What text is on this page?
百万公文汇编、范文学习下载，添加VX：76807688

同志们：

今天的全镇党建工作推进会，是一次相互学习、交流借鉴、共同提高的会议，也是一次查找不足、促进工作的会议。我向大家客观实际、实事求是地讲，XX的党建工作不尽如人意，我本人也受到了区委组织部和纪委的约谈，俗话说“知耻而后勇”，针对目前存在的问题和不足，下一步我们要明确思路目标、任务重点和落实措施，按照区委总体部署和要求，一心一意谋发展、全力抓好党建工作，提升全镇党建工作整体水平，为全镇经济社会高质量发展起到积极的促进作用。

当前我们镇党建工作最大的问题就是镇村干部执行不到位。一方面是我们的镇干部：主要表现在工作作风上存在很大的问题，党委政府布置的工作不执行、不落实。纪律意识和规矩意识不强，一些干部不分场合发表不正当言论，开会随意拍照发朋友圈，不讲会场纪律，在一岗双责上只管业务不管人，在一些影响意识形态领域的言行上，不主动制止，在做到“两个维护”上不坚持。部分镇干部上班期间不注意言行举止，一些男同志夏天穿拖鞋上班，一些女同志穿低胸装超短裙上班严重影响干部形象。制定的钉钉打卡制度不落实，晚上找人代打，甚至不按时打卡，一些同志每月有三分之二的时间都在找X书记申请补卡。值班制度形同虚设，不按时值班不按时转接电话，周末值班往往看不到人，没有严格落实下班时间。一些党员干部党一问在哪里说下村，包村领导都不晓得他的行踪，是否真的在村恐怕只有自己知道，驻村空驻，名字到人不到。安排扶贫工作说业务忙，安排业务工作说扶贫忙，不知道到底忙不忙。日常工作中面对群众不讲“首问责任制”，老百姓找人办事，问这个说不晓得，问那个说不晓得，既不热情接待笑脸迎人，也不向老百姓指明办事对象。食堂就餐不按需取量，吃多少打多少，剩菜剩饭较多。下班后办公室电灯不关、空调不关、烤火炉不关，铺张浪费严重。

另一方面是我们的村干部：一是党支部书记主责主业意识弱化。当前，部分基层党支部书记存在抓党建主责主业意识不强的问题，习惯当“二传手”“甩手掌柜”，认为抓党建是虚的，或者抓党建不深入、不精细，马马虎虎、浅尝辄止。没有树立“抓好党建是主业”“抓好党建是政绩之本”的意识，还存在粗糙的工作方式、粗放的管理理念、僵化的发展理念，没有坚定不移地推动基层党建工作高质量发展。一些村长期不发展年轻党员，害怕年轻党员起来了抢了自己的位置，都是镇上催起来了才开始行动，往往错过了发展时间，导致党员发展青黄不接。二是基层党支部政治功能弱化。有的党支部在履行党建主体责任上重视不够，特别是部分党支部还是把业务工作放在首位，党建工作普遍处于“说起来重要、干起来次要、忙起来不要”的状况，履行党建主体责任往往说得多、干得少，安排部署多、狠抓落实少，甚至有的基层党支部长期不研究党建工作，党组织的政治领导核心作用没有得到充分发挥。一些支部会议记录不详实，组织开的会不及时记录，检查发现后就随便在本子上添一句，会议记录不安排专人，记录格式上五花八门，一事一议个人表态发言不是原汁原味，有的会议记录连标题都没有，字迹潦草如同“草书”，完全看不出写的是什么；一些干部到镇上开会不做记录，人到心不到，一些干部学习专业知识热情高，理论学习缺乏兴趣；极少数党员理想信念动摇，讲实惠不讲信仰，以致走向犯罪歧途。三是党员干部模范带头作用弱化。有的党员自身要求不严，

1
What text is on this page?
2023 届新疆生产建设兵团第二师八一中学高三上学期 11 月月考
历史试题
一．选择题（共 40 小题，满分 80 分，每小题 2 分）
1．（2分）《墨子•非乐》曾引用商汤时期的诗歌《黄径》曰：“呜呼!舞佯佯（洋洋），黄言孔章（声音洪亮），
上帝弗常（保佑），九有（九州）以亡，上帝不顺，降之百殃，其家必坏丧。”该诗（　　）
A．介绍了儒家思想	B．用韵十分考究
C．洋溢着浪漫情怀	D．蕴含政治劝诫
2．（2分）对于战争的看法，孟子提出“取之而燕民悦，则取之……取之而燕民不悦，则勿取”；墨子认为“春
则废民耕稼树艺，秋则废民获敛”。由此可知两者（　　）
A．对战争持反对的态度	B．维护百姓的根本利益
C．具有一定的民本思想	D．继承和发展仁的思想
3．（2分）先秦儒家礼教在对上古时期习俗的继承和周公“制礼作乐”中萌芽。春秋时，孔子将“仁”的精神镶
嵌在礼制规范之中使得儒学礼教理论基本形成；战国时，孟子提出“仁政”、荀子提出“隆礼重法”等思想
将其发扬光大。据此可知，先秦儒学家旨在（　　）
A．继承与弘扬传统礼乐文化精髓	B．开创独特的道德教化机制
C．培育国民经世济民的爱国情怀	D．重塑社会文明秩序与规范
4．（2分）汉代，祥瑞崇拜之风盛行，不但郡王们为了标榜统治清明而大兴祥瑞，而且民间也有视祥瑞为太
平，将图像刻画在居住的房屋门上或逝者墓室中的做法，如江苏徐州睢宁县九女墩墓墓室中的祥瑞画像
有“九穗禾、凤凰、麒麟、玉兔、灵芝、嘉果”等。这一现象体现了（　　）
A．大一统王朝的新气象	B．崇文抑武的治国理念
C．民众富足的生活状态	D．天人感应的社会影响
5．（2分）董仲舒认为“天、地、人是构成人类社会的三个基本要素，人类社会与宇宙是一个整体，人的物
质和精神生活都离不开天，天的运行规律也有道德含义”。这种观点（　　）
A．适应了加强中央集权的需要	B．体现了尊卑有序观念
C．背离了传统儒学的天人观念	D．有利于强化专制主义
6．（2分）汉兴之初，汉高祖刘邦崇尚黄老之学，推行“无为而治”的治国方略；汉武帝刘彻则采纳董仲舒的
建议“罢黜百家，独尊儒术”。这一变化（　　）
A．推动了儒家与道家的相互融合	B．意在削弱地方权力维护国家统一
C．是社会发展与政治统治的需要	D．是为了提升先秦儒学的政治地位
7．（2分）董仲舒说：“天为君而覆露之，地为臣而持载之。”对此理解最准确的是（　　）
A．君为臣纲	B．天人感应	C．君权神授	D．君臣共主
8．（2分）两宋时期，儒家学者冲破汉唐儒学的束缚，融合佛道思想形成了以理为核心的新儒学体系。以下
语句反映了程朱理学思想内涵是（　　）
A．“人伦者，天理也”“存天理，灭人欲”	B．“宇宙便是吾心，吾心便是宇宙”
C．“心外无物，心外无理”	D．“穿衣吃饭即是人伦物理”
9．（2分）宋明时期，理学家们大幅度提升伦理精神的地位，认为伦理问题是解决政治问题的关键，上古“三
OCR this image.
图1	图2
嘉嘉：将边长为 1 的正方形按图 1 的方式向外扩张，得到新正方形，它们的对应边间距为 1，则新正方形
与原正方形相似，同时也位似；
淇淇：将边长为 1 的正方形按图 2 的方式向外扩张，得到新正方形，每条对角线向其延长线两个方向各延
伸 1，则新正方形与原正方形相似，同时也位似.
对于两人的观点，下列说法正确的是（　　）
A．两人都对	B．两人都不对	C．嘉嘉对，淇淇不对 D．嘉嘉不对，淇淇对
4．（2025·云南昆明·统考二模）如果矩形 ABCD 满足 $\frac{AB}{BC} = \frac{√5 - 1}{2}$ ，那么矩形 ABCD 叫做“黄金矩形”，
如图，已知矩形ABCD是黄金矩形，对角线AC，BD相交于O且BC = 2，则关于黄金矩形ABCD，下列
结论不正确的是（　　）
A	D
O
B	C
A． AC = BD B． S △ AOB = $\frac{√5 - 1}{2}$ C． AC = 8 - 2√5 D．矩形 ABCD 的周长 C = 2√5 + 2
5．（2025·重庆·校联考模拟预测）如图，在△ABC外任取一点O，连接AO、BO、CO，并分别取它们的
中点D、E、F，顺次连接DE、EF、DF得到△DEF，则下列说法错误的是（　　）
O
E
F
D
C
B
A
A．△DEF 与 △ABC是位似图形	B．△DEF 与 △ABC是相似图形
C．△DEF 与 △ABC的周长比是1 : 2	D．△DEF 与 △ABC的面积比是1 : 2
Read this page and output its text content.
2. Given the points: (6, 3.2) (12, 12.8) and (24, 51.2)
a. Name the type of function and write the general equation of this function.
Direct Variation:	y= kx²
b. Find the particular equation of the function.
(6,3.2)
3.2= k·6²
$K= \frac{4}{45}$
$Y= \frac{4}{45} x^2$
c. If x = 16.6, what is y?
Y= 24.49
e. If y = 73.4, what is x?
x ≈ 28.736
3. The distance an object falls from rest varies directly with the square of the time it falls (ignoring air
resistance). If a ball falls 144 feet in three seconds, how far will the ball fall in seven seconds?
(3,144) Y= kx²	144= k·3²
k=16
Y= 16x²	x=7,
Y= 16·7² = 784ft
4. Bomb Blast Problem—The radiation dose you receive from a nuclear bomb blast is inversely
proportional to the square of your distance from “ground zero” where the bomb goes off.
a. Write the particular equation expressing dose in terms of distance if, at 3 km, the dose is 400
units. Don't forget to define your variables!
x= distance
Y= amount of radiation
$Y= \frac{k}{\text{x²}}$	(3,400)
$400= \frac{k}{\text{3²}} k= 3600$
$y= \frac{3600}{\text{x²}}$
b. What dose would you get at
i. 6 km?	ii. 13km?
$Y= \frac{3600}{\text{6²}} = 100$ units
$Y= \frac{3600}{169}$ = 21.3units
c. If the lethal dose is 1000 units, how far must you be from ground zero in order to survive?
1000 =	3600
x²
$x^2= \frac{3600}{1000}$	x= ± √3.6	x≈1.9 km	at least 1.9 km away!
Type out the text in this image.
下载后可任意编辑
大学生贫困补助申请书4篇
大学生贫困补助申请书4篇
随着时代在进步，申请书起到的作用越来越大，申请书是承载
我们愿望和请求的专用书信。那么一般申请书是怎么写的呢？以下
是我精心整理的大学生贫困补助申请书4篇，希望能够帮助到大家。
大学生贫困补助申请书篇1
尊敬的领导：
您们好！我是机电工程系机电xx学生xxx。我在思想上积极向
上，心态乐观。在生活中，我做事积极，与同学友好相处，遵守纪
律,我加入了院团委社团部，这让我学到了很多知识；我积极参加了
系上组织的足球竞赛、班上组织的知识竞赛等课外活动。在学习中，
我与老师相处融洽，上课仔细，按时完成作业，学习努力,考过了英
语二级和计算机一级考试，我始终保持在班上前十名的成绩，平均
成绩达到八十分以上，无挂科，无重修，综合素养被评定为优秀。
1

● Aim: Lines containing the word "your" must all be returned from the material above.

● Solved exercise:
proportional to the square of your distance from “ground zero” where the bomb goes off.
units. Don't forget to define your variables!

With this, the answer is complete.